> **Problem requirements**:
Copy each line of the entries beneath that contains the word "counts".

> **Dataset excerpts**:
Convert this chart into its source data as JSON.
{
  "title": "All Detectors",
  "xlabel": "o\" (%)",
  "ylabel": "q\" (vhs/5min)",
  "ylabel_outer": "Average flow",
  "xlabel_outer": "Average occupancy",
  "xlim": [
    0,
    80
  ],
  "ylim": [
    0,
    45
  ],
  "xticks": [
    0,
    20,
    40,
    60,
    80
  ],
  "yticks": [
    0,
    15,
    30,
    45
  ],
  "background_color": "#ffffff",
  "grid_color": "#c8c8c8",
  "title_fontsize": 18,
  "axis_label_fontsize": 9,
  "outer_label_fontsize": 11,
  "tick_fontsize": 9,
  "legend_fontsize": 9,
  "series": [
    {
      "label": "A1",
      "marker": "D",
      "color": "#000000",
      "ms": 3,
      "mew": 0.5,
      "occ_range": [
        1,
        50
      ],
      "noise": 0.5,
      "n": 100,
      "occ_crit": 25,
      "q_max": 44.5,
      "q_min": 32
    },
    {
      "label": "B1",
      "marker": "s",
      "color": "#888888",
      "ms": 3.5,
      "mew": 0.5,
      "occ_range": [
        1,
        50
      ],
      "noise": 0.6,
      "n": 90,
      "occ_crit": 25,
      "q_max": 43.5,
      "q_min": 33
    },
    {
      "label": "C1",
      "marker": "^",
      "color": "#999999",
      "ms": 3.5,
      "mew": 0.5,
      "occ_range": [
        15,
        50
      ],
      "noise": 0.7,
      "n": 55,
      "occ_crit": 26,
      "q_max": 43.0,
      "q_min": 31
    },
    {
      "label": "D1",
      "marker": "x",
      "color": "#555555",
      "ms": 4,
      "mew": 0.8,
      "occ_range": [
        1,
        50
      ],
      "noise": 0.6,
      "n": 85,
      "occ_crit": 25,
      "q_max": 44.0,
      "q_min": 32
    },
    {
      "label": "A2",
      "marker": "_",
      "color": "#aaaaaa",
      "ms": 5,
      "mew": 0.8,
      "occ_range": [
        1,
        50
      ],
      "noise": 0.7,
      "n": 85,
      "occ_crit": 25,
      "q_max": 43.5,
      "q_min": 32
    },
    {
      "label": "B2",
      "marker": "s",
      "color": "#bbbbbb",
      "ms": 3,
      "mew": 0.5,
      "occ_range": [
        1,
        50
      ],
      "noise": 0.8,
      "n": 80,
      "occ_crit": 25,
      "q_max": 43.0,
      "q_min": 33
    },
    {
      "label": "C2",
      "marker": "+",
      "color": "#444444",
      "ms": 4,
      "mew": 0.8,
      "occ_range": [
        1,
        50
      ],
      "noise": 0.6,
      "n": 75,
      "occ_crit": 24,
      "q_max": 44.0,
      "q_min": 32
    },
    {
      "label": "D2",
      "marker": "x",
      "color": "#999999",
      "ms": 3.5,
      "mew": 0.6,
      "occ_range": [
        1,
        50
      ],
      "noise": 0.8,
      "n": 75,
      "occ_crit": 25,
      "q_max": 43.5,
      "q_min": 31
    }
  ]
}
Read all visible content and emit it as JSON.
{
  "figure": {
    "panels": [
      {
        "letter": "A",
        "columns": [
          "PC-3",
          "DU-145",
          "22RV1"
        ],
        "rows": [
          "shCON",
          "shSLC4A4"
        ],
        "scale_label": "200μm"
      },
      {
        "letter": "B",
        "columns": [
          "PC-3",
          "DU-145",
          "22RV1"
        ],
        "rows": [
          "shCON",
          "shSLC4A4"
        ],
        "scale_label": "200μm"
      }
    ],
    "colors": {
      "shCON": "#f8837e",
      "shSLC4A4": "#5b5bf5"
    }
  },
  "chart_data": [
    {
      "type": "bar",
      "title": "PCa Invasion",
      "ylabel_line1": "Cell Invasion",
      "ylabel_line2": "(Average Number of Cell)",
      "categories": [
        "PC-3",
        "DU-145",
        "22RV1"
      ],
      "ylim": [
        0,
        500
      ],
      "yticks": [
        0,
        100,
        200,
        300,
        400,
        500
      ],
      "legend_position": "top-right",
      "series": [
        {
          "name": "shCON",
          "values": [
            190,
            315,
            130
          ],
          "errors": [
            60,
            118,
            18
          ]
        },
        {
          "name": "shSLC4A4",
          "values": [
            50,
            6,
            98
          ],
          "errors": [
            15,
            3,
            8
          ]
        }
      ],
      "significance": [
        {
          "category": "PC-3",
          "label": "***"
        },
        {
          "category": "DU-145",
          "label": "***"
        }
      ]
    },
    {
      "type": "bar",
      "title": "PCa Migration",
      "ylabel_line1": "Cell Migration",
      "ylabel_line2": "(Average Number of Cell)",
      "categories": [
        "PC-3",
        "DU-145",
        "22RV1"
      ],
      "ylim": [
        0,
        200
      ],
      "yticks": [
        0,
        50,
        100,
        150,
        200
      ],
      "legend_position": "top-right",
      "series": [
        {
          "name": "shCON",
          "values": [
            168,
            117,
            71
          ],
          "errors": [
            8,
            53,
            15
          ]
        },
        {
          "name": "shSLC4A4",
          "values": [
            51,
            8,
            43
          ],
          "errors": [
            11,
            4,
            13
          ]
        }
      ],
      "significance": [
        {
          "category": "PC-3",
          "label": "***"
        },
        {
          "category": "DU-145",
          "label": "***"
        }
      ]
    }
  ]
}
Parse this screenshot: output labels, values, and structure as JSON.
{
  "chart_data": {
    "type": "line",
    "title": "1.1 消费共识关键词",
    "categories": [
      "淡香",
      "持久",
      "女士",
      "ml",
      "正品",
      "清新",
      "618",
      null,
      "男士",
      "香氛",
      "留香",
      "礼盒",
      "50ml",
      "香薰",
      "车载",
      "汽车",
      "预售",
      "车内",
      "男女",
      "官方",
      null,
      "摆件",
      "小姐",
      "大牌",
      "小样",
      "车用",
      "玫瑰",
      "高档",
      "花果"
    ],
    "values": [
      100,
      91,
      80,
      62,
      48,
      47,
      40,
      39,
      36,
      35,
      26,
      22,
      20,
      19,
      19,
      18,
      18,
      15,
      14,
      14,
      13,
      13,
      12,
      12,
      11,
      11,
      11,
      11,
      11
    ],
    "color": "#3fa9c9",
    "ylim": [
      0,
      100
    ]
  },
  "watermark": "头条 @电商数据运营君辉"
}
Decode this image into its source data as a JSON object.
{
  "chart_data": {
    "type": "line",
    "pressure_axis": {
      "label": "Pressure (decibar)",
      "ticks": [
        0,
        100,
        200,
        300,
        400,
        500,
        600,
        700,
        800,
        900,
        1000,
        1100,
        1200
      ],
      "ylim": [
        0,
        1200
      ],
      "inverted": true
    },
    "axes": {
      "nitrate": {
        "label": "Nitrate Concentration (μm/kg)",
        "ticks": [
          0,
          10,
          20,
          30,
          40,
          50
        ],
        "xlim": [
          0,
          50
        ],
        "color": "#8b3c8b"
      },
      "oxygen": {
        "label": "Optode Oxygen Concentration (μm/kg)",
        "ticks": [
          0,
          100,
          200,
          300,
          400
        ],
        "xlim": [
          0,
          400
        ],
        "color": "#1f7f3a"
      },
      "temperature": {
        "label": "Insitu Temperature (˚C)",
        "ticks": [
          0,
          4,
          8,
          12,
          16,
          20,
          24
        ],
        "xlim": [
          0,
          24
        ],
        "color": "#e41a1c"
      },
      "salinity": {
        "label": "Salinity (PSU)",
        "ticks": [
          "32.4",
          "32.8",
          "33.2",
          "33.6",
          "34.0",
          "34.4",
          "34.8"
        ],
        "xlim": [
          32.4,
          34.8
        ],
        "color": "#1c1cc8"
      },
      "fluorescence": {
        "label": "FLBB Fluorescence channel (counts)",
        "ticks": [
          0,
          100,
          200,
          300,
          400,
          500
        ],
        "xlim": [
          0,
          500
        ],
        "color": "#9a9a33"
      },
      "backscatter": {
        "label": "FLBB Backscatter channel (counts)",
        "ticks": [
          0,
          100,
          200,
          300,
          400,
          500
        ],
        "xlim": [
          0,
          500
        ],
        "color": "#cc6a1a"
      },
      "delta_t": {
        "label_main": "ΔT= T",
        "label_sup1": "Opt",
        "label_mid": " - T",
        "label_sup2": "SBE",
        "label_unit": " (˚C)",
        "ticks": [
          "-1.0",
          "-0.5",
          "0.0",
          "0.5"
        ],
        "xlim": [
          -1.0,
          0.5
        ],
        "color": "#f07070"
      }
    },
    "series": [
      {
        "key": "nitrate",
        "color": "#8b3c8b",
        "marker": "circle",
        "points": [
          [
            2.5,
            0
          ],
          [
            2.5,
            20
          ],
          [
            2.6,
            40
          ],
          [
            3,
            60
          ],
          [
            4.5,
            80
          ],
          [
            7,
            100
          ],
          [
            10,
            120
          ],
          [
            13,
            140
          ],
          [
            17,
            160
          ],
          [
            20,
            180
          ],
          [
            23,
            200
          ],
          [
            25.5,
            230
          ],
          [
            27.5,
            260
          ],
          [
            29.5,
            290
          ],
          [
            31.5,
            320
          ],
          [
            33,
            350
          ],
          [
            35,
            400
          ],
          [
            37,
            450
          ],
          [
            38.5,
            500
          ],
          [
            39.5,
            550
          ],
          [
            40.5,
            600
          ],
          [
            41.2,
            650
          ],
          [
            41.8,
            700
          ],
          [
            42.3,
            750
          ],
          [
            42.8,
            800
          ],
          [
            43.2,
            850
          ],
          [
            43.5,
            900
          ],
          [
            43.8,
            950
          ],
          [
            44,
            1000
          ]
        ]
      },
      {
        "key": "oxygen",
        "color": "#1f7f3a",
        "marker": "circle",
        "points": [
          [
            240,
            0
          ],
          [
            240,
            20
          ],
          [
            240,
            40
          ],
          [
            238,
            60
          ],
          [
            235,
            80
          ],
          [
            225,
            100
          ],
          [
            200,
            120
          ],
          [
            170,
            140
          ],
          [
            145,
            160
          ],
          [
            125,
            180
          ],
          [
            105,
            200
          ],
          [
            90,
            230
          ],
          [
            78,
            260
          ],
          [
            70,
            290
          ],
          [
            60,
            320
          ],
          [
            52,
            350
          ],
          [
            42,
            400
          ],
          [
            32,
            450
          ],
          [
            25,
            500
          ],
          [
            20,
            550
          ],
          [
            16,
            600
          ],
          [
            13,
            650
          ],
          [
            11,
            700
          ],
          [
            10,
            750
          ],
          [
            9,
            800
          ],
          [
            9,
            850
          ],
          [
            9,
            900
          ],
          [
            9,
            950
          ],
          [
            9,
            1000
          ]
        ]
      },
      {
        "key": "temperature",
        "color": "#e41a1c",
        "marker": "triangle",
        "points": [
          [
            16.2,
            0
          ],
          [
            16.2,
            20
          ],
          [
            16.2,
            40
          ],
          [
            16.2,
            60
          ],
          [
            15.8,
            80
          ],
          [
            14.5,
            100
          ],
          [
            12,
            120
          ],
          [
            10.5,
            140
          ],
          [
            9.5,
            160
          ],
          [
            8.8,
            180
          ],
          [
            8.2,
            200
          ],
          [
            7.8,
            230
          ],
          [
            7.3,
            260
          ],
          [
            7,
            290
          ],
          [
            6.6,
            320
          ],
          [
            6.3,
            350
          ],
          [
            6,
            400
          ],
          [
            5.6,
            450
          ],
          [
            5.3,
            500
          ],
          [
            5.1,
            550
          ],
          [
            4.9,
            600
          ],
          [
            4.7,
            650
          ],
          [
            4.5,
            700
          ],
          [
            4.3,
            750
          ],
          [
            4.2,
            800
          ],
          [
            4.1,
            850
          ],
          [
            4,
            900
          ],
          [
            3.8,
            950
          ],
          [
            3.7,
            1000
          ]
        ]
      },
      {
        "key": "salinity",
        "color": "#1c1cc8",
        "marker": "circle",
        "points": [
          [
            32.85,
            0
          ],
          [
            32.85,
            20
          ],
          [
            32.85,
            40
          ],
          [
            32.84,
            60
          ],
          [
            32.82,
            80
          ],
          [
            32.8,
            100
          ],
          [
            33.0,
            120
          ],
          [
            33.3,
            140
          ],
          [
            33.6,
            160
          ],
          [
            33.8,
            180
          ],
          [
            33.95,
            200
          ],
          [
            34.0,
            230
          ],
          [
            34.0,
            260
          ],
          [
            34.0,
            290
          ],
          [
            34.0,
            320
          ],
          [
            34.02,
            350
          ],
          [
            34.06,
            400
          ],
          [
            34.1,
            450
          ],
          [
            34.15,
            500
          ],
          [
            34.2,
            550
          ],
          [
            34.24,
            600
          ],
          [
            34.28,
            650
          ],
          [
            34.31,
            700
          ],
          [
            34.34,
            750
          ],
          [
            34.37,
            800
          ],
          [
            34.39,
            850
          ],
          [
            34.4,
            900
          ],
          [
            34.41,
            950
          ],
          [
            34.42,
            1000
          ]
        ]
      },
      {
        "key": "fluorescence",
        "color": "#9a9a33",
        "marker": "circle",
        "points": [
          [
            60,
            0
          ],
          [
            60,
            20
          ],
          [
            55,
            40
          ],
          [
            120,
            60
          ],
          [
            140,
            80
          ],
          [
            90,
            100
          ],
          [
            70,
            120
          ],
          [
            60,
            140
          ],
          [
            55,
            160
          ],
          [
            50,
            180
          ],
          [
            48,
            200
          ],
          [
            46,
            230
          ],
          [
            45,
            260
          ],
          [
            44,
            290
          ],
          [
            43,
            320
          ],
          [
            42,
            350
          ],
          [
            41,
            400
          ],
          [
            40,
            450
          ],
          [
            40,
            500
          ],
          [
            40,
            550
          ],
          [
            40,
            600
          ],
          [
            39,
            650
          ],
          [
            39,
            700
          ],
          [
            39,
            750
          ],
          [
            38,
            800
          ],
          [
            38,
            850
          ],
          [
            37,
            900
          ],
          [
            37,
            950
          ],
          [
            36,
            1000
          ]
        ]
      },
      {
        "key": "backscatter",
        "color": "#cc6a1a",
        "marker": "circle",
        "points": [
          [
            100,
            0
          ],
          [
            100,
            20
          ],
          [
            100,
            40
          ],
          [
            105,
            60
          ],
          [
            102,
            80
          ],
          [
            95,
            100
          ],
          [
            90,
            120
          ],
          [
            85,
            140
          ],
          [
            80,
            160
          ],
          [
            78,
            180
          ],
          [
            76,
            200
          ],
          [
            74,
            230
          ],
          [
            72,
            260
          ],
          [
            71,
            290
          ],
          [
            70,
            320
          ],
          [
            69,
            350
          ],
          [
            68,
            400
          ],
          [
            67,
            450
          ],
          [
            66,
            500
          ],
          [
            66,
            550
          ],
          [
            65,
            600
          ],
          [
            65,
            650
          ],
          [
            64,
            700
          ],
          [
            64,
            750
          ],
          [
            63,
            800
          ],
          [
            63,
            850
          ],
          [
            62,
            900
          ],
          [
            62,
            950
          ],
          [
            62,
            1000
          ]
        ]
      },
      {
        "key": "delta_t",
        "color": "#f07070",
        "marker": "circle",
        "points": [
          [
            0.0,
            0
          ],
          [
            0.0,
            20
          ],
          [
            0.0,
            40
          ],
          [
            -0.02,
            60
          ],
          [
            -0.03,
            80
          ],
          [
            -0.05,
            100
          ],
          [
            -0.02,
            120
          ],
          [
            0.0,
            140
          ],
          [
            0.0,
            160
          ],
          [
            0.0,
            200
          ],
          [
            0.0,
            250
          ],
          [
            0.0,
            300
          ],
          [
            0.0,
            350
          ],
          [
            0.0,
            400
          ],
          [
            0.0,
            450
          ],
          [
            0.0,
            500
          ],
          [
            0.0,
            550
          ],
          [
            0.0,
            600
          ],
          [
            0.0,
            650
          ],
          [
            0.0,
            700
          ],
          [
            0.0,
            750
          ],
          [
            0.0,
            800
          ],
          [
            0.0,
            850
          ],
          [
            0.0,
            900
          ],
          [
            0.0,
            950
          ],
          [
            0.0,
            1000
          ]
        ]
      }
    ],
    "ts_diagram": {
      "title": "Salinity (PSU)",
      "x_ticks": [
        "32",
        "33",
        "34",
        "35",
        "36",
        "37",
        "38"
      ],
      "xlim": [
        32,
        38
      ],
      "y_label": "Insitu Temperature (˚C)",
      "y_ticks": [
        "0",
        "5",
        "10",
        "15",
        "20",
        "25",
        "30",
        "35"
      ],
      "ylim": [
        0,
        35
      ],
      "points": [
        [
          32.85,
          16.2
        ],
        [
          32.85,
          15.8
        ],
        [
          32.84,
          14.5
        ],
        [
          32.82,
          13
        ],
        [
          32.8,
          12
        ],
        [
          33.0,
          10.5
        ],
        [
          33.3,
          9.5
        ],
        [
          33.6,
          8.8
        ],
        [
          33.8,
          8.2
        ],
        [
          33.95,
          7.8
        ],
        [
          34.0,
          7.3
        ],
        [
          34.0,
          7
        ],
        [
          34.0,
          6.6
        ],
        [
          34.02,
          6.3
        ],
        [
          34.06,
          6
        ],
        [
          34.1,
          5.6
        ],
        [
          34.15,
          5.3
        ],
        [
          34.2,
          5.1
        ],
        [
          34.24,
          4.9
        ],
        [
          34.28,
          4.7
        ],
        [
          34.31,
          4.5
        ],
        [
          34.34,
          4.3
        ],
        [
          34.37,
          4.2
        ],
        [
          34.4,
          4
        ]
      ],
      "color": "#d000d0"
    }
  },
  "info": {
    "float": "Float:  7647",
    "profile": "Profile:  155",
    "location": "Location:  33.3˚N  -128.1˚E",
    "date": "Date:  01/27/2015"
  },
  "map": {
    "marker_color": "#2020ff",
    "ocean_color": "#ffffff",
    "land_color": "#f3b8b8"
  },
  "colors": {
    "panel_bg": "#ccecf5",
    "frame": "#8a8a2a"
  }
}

> **Exercise solution**:
        "label": "FLBB Fluorescence channel (counts)",
        "label": "FLBB Backscatter channel (counts)",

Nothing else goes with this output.